• EXERCISE AIM: How many lines in the records below hold the string "icon"? Please answer with the number and nothing more.

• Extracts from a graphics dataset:
━━━

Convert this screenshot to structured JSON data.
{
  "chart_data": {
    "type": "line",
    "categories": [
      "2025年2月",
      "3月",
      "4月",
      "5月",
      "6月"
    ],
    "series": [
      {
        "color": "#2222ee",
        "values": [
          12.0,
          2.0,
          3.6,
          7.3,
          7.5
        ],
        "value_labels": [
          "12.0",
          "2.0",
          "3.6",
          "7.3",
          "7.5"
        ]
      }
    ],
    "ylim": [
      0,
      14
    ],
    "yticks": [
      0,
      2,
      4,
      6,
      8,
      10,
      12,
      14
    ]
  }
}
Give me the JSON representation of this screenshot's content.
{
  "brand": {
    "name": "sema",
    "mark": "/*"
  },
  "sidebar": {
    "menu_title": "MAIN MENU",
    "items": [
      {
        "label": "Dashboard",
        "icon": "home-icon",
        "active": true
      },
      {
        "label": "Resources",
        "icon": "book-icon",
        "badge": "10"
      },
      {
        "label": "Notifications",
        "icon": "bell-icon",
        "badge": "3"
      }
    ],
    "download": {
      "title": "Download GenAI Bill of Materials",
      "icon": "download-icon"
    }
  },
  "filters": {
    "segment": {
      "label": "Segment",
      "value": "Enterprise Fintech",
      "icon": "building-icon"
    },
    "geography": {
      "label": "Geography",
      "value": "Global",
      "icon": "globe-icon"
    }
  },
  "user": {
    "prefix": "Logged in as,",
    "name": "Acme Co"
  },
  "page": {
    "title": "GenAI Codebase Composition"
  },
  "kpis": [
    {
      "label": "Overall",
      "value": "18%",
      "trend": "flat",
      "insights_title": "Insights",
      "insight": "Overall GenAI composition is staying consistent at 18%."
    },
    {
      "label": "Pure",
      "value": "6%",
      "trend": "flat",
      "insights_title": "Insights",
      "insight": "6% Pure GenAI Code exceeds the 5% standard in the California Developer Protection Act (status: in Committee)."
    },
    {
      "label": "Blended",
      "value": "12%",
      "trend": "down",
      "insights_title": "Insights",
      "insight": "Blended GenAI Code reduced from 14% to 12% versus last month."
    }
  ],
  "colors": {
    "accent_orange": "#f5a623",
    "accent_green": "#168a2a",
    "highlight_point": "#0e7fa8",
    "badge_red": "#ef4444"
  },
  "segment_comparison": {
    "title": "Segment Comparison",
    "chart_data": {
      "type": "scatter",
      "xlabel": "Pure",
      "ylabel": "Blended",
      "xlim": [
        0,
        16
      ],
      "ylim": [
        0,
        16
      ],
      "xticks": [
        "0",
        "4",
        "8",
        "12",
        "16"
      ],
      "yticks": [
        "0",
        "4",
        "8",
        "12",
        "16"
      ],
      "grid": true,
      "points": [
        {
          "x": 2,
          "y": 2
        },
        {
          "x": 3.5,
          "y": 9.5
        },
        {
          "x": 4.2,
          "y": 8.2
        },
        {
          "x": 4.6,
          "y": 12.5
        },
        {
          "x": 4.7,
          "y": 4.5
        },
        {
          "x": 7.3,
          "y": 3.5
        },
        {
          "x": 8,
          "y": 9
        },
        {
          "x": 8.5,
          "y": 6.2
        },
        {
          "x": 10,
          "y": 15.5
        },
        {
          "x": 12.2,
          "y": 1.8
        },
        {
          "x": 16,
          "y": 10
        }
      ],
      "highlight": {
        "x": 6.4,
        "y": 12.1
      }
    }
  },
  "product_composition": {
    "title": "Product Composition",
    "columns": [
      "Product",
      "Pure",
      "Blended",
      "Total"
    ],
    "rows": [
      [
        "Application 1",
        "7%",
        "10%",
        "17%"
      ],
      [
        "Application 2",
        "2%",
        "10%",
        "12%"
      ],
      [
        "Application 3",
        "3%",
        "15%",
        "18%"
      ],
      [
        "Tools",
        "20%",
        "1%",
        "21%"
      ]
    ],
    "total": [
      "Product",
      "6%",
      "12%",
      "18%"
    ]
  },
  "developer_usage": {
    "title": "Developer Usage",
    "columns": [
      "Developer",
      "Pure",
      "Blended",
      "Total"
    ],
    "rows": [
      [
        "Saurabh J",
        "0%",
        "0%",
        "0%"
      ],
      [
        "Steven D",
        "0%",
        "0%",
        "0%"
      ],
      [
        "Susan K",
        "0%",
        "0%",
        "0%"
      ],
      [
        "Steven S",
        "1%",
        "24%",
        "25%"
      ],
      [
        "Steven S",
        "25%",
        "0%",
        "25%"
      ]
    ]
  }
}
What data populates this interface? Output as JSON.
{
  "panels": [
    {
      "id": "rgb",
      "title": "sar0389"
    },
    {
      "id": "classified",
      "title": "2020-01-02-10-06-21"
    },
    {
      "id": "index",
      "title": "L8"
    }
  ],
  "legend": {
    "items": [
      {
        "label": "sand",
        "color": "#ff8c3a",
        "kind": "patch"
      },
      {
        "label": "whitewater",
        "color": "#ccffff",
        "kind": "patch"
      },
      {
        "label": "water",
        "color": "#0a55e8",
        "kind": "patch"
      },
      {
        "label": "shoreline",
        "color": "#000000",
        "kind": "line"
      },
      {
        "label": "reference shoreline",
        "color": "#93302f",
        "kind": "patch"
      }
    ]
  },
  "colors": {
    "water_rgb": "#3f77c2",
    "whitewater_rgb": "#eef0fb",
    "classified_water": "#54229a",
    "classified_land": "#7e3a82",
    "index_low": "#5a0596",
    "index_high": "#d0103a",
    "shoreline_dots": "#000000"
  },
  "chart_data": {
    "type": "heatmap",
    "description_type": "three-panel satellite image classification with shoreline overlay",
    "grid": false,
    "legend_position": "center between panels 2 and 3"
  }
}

━━━

• EXERCISE ANSWER: 6